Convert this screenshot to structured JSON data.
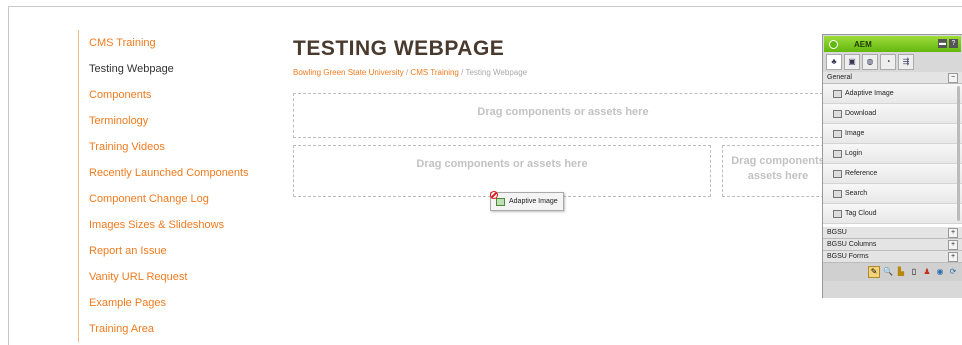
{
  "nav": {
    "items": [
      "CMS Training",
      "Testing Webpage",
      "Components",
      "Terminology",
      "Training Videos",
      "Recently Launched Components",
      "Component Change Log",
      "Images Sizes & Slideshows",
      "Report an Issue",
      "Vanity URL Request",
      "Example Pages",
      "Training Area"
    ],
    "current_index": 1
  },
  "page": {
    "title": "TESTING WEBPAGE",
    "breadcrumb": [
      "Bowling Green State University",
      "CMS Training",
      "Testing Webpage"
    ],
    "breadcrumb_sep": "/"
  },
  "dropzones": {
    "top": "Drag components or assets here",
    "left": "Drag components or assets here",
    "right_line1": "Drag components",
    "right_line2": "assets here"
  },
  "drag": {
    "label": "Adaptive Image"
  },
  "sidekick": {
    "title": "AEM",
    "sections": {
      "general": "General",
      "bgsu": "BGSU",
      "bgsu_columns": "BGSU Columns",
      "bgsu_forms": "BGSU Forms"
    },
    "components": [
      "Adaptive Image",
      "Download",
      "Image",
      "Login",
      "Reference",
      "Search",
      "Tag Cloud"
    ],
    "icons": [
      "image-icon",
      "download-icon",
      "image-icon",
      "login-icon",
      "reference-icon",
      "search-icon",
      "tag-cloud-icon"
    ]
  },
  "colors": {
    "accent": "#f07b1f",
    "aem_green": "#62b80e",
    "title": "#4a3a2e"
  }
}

---

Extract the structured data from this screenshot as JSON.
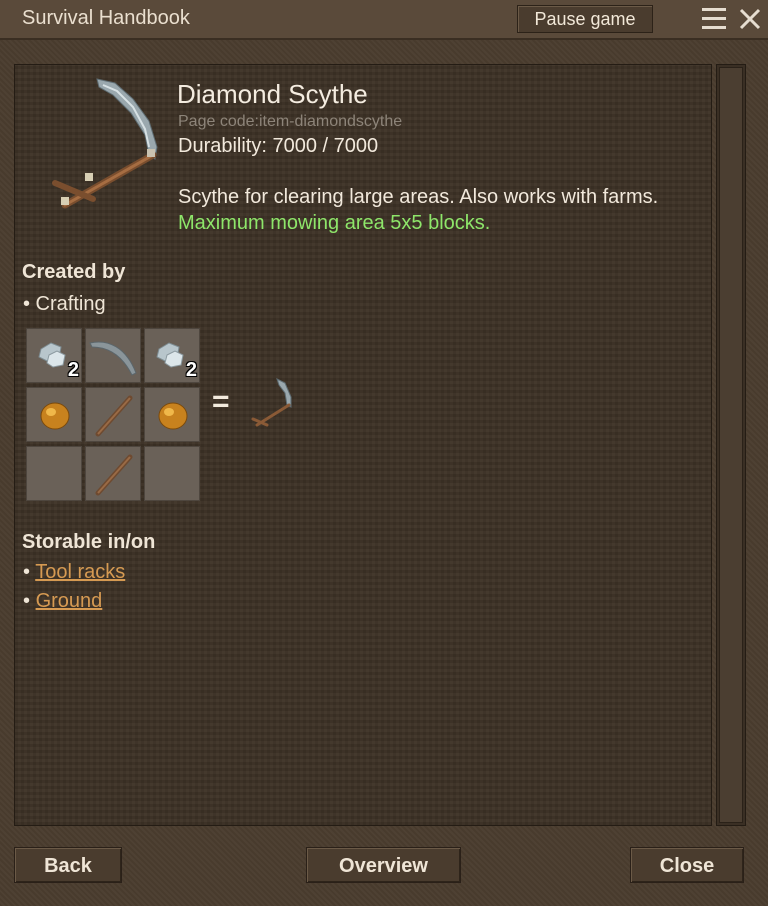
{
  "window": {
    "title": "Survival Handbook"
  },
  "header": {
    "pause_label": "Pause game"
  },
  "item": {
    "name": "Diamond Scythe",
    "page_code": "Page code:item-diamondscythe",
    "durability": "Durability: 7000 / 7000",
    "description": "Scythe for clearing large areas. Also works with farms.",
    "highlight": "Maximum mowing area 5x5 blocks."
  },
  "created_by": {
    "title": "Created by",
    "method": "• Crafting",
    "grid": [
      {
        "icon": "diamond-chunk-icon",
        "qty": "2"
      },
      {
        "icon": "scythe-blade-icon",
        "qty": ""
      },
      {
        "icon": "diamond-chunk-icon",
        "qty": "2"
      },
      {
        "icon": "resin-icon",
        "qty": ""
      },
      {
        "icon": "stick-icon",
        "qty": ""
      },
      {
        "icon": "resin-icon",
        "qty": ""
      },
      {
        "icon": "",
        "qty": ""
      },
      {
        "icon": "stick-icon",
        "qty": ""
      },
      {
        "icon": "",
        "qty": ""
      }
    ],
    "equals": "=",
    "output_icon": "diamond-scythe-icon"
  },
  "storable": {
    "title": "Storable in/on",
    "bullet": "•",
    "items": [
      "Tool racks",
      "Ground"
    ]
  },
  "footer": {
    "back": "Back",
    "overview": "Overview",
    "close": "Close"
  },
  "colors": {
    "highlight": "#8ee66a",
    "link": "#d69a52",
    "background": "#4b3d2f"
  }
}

**Objective:**
Which lines include "assets"? Copy each of them out.

**Task result:**
    "top": "Drag components or assets here",
    "left": "Drag components or assets here",
    "right_line2": "assets here"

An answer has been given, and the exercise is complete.